> _PROMPT_
Copy out all of the data below with no alterations.

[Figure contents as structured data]
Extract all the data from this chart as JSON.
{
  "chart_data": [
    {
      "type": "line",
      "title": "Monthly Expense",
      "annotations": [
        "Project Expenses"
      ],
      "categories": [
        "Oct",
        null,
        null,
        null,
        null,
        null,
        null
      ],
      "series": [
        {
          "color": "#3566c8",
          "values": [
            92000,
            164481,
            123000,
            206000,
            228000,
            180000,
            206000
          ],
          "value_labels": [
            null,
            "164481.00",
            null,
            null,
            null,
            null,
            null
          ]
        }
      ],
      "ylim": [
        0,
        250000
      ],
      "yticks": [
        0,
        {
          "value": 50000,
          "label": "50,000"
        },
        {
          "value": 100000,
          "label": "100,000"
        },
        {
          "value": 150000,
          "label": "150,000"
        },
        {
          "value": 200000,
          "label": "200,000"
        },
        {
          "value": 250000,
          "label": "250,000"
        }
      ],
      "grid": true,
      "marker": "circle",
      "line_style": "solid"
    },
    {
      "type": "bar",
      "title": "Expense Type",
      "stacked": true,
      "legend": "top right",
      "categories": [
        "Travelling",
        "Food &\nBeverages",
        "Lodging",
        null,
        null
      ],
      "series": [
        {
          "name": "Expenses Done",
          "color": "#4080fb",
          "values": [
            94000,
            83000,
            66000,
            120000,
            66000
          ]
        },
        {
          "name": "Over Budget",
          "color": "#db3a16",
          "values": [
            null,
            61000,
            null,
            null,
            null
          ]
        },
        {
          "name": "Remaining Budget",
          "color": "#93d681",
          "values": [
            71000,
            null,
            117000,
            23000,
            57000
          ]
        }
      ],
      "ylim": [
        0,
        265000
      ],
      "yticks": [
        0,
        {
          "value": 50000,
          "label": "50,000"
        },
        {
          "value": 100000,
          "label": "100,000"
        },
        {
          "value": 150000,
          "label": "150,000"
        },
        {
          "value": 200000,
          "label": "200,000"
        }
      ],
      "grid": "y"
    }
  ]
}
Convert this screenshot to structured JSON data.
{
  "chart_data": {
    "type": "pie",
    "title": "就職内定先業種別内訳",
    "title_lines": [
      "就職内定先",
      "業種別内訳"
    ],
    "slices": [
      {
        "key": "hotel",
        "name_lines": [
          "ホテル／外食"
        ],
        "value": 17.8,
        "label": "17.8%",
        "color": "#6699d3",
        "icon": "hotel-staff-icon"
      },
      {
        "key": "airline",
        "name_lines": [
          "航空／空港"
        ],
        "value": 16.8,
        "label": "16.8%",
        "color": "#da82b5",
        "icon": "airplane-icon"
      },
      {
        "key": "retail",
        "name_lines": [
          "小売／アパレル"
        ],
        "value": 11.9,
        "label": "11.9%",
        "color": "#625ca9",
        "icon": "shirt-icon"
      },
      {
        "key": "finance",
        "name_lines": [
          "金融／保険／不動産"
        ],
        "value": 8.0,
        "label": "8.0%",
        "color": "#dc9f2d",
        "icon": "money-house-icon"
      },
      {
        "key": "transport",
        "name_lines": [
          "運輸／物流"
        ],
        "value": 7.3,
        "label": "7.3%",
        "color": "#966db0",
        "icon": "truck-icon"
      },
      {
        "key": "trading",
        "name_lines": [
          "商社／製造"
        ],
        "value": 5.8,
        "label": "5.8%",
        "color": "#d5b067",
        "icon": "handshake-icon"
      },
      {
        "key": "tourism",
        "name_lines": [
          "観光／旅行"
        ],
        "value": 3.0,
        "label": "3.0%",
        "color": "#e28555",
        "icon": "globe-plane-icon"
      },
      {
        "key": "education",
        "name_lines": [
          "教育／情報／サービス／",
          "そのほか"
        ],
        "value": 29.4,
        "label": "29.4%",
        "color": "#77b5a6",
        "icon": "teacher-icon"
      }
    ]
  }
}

> _REPLY_
Extract all the data from this chart as JSON.
{
  "chart_data": [
    {
      "type": "line",
      "title": "Monthly Expense",
      "annotations": [
        "Project Expenses"
      ],
      "categories": [
        "Oct",
        null,
        null,
        null,
        null,
        null,
        null
      ],
      "series": [
        {
          "color": "#3566c8",
          "values": [
            92000,
            164481,
            123000,
            206000,
            228000,
            180000,
            206000
          ],
          "value_labels": [
            null,
            "164481.00",
            null,
            null,
            null,
            null,
            null
          ]
        }
      ],
      "ylim": [
        0,
        250000
      ],
      "yticks": [
        0,
        {
          "value": 50000,
          "label": "50,000"
        },
        {
          "value": 100000,
          "label": "100,000"
        },
        {
          "value": 150000,
          "label": "150,000"
        },
        {
          "value": 200000,
          "label": "200,000"
        },
        {
          "value": 250000,
          "label": "250,000"
        }
      ],
      "grid": true,
      "marker": "circle",
      "line_style": "solid"
    },
    {
      "type": "bar",
      "title": "Expense Type",
      "stacked": true,
      "legend": "top right",
      "categories": [
        "Travelling",
        "Food &\nBeverages",
        "Lodging",
        null,
        null
      ],
      "series": [
        {
          "name": "Expenses Done",
          "color": "#4080fb",
          "values": [
            94000,
            83000,
            66000,
            120000,
            66000
          ]
        },
        {
          "name": "Over Budget",
          "color": "#db3a16",
          "values": [
            null,
            61000,
            null,
            null,
            null
          ]
        },
        {
          "name": "Remaining Budget",
          "color": "#93d681",
          "values": [
            71000,
            null,
            117000,
            23000,
            57000
          ]
        }
      ],
      "ylim": [
        0,
        265000
      ],
      "yticks": [
        0,
        {
          "value": 50000,
          "label": "50,000"
        },
        {
          "value": 100000,
          "label": "100,000"
        },
        {
          "value": 150000,
          "label": "150,000"
        },
        {
          "value": 200000,
          "label": "200,000"
        }
      ],
      "grid": "y"
    }
  ]
}
Convert this screenshot to structured JSON data.
{
  "chart_data": {
    "type": "pie",
    "title": "就職内定先業種別内訳",
    "title_lines": [
      "就職内定先",
      "業種別内訳"
    ],
    "slices": [
      {
        "key": "hotel",
        "name_lines": [
          "ホテル／外食"
        ],
        "value": 17.8,
        "label": "17.8%",
        "color": "#6699d3",
        "icon": "hotel-staff-icon"
      },
      {
        "key": "airline",
        "name_lines": [
          "航空／空港"
        ],
        "value": 16.8,
        "label": "16.8%",
        "color": "#da82b5",
        "icon": "airplane-icon"
      },
      {
        "key": "retail",
        "name_lines": [
          "小売／アパレル"
        ],
        "value": 11.9,
        "label": "11.9%",
        "color": "#625ca9",
        "icon": "shirt-icon"
      },
      {
        "key": "finance",
        "name_lines": [
          "金融／保険／不動産"
        ],
        "value": 8.0,
        "label": "8.0%",
        "color": "#dc9f2d",
        "icon": "money-house-icon"
      },
      {
        "key": "transport",
        "name_lines": [
          "運輸／物流"
        ],
        "value": 7.3,
        "label": "7.3%",
        "color": "#966db0",
        "icon": "truck-icon"
      },
      {
        "key": "trading",
        "name_lines": [
          "商社／製造"
        ],
        "value": 5.8,
        "label": "5.8%",
        "color": "#d5b067",
        "icon": "handshake-icon"
      },
      {
        "key": "tourism",
        "name_lines": [
          "観光／旅行"
        ],
        "value": 3.0,
        "label": "3.0%",
        "color": "#e28555",
        "icon": "globe-plane-icon"
      },
      {
        "key": "education",
        "name_lines": [
          "教育／情報／サービス／",
          "そのほか"
        ],
        "value": 29.4,
        "label": "29.4%",
        "color": "#77b5a6",
        "icon": "teacher-icon"
      }
    ]
  }
}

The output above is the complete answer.